STORED RECORDS:
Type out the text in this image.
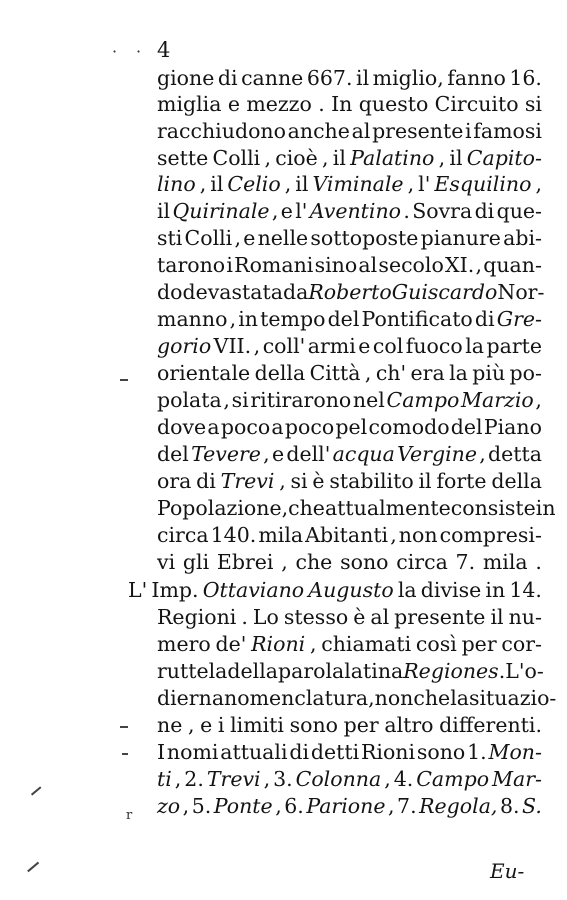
· · 4
gione di canne 667. il miglio, fanno 16.
miglia e mezzo . In questo Circuito si
racchiudono anche al presente i famosi
sette Colli , cioè , il Palatino , il Capito-
lino , il Celio , il Viminale , l' Esquilino ,
il Quirinale , e l' Aventino . Sovra di que-
sti Colli , e nelle sottoposte pianure abi-
tarono i Romani sino al secolo XI. , quan-
do devastata da Roberto Guiscardo Nor-
manno , in tempo del Pontificato di Gre-
gorio VII. , coll' armi e col fuoco la parte
orientale della Città , ch' era la più po-
polata , si ritirarono nel Campo Marzio ,
dove a poco a poco pel comodo del Piano
del Tevere , e dell' acqua Vergine , detta
ora di Trevi , si è stabilito il forte della
Popolazione , che attualmente consiste in
circa 140. mila Abitanti , non compresi-
vi gli Ebrei , che sono circa 7. mila .
L' Imp. Ottaviano Augusto la divise in 14.
Regioni . Lo stesso è al presente il nu-
mero de' Rioni , chiamati così per cor-
ruttela della parola latina Regiones . L' o-
dierna nomenclatura , non che la situazio-
ne , e i limiti sono per altro differenti.
I nomi attuali di detti Rioni sono 1. Mon-
ti , 2. Trevi , 3. Colonna , 4. Campo Mar-
zo , 5. Ponte , 6. Parione , 7. Regola, 8. S.
r
Eu-
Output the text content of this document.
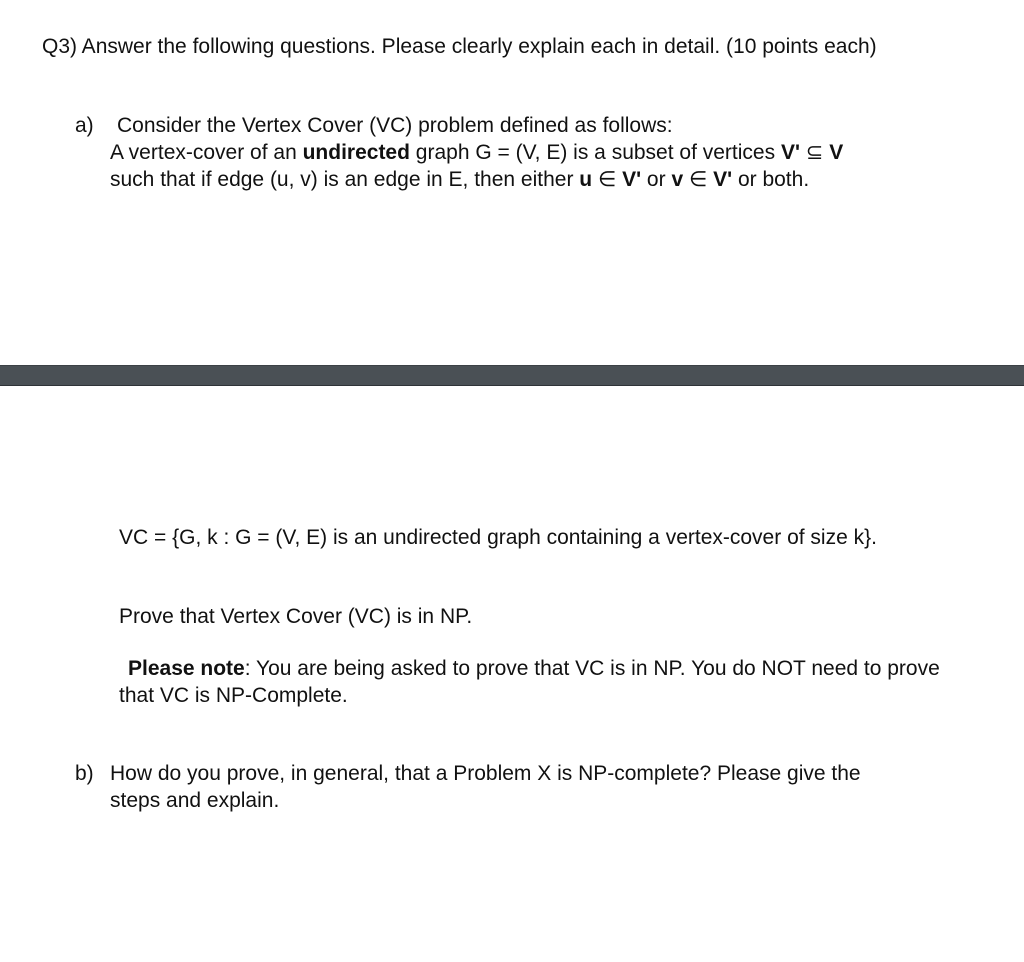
Q3) Answer the following questions. Please clearly explain each in detail. (10 points each)

a) Consider the Vertex Cover (VC) problem defined as follows:

A vertex-cover of an undirected graph G = (V, E) is a subset of vertices V' ⊆ V
such that if edge (u, v) is an edge in E, then either u ∈ V' or v ∈ V' or both.

VC = {G, k : G = (V, E) is an undirected graph containing a vertex-cover of size k}.

Prove that Vertex Cover (VC) is in NP.

Please note: You are being asked to prove that VC is in NP. You do NOT need to prove that VC is NP-Complete.

b) How do you prove, in general, that a Problem X is NP-complete? Please give the
steps and explain.
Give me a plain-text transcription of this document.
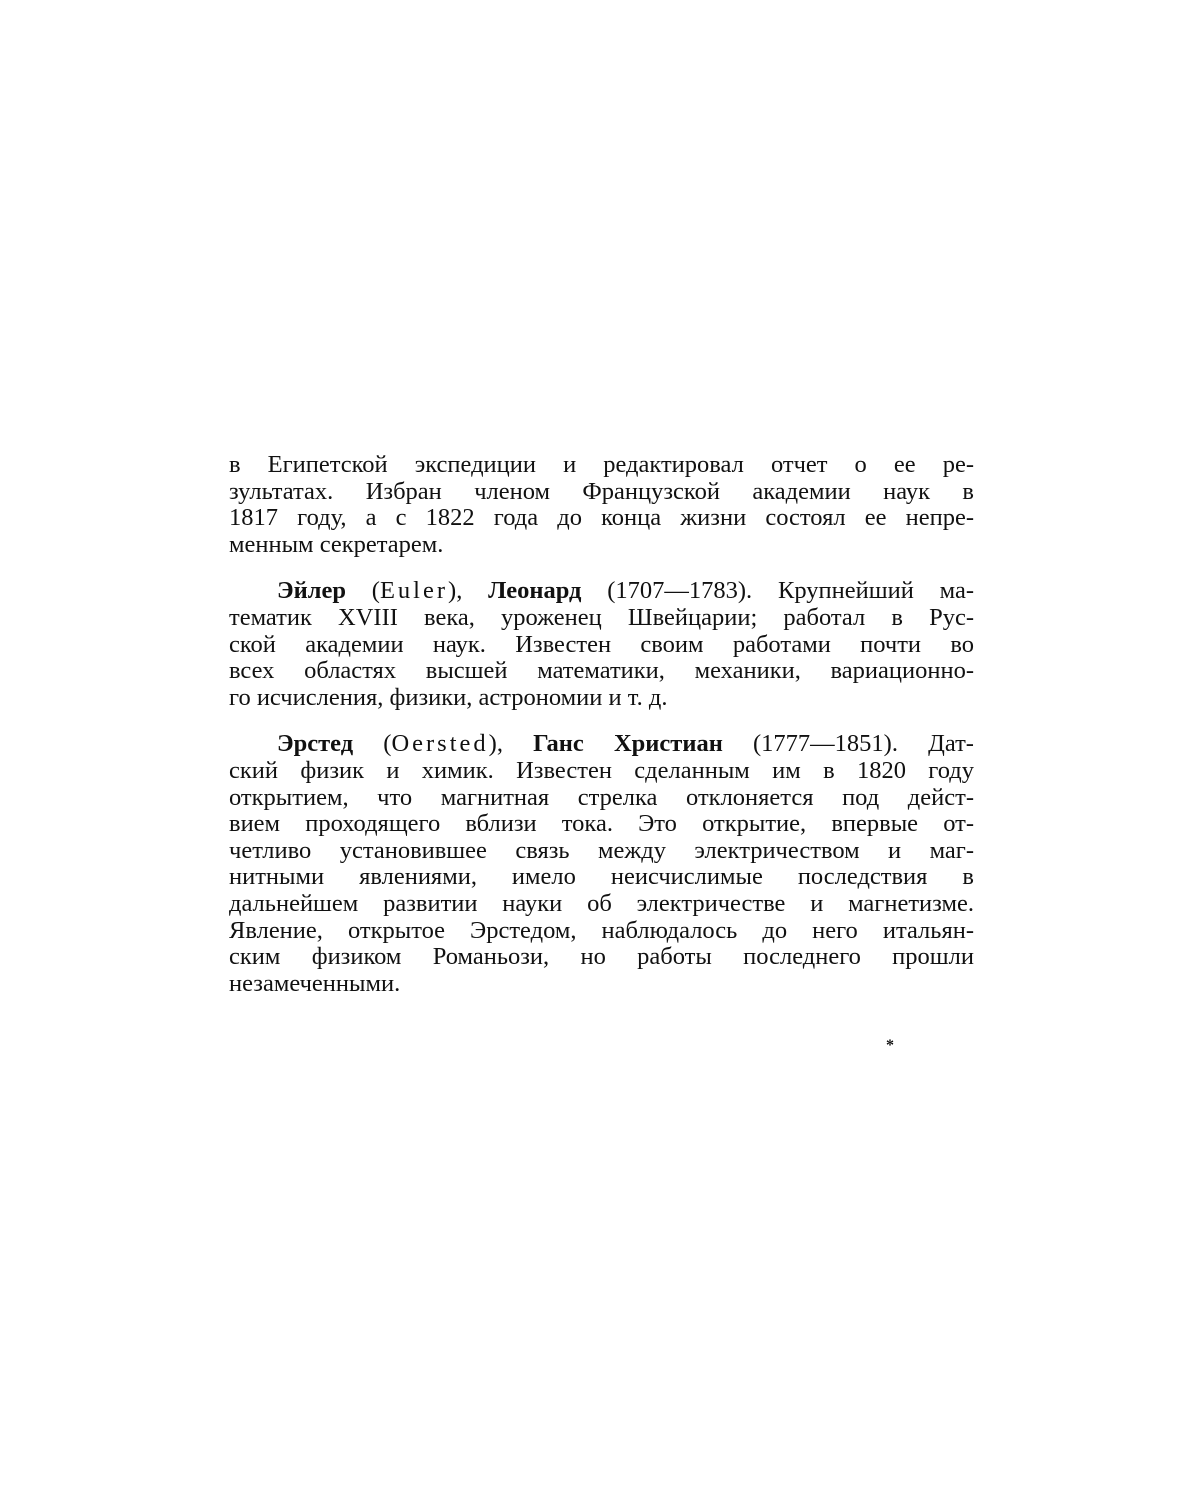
в Египетской экспедиции и редактировал отчет о ее ре-
зультатах. Избран членом Французской академии наук в
1817 году, а с 1822 года до конца жизни состоял ее непре-
менным секретарем.
Эйлер (Euler), Леонард (1707—1783). Крупнейший ма-
тематик XVIII века, уроженец Швейцарии; работал в Рус-
ской академии наук. Известен своим работами почти во
всех областях высшей математики, механики, вариационно-
го исчисления, физики, астрономии и т. д.
Эрстед (Oersted), Ганс Христиан (1777—1851). Дат-
ский физик и химик. Известен сделанным им в 1820 году
открытием, что магнитная стрелка отклоняется под дейст-
вием проходящего вблизи тока. Это открытие, впервые от-
четливо установившее связь между электричеством и маг-
нитными явлениями, имело неисчислимые последствия в
дальнейшем развитии науки об электричестве и магнетизме.
Явление, открытое Эрстедом, наблюдалось до него итальян-
ским физиком Романьози, но работы последнего прошли
незамеченными.
*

EXERCISE INSTRUCTIONS: Write out the records above once more, word for word, with no pictures.

EXERCISE SOLUTION:
Type out the text in this image.
· · 4
gione di canne 667. il miglio, fanno 16.
miglia e mezzo . In questo Circuito si
racchiudono anche al presente i famosi
sette Colli , cioè , il Palatino , il Capito-
lino , il Celio , il Viminale , l' Esquilino ,
il Quirinale , e l' Aventino . Sovra di que-
sti Colli , e nelle sottoposte pianure abi-
tarono i Romani sino al secolo XI. , quan-
do devastata da Roberto Guiscardo Nor-
manno , in tempo del Pontificato di Gre-
gorio VII. , coll' armi e col fuoco la parte
orientale della Città , ch' era la più po-
polata , si ritirarono nel Campo Marzio ,
dove a poco a poco pel comodo del Piano
del Tevere , e dell' acqua Vergine , detta
ora di Trevi , si è stabilito il forte della
Popolazione , che attualmente consiste in
circa 140. mila Abitanti , non compresi-
vi gli Ebrei , che sono circa 7. mila .
L' Imp. Ottaviano Augusto la divise in 14.
Regioni . Lo stesso è al presente il nu-
mero de' Rioni , chiamati così per cor-
ruttela della parola latina Regiones . L' o-
dierna nomenclatura , non che la situazio-
ne , e i limiti sono per altro differenti.
I nomi attuali di detti Rioni sono 1. Mon-
ti , 2. Trevi , 3. Colonna , 4. Campo Mar-
zo , 5. Ponte , 6. Parione , 7. Regola, 8. S.
r
Eu-
Output the text content of this document.
Q3) Answer the following questions. Please clearly explain each in detail. (10 points each)

a) Consider the Vertex Cover (VC) problem defined as follows:

A vertex-cover of an undirected graph G = (V, E) is a subset of vertices V' ⊆ V
such that if edge (u, v) is an edge in E, then either u ∈ V' or v ∈ V' or both.

VC = {G, k : G = (V, E) is an undirected graph containing a vertex-cover of size k}.

Prove that Vertex Cover (VC) is in NP.

Please note: You are being asked to prove that VC is in NP. You do NOT need to prove that VC is NP-Complete.

b) How do you prove, in general, that a Problem X is NP-complete? Please give the
steps and explain.
Give me a plain-text transcription of this document.
в Египетской экспедиции и редактировал отчет о ее ре-
зультатах. Избран членом Французской академии наук в
1817 году, а с 1822 года до конца жизни состоял ее непре-
менным секретарем.
Эйлер (Euler), Леонард (1707—1783). Крупнейший ма-
тематик XVIII века, уроженец Швейцарии; работал в Рус-
ской академии наук. Известен своим работами почти во
всех областях высшей математики, механики, вариационно-
го исчисления, физики, астрономии и т. д.
Эрстед (Oersted), Ганс Христиан (1777—1851). Дат-
ский физик и химик. Известен сделанным им в 1820 году
открытием, что магнитная стрелка отклоняется под дейст-
вием проходящего вблизи тока. Это открытие, впервые от-
четливо установившее связь между электричеством и маг-
нитными явлениями, имело неисчислимые последствия в
дальнейшем развитии науки об электричестве и магнетизме.
Явление, открытое Эрстедом, наблюдалось до него итальян-
ским физиком Романьози, но работы последнего прошли
незамеченными.
*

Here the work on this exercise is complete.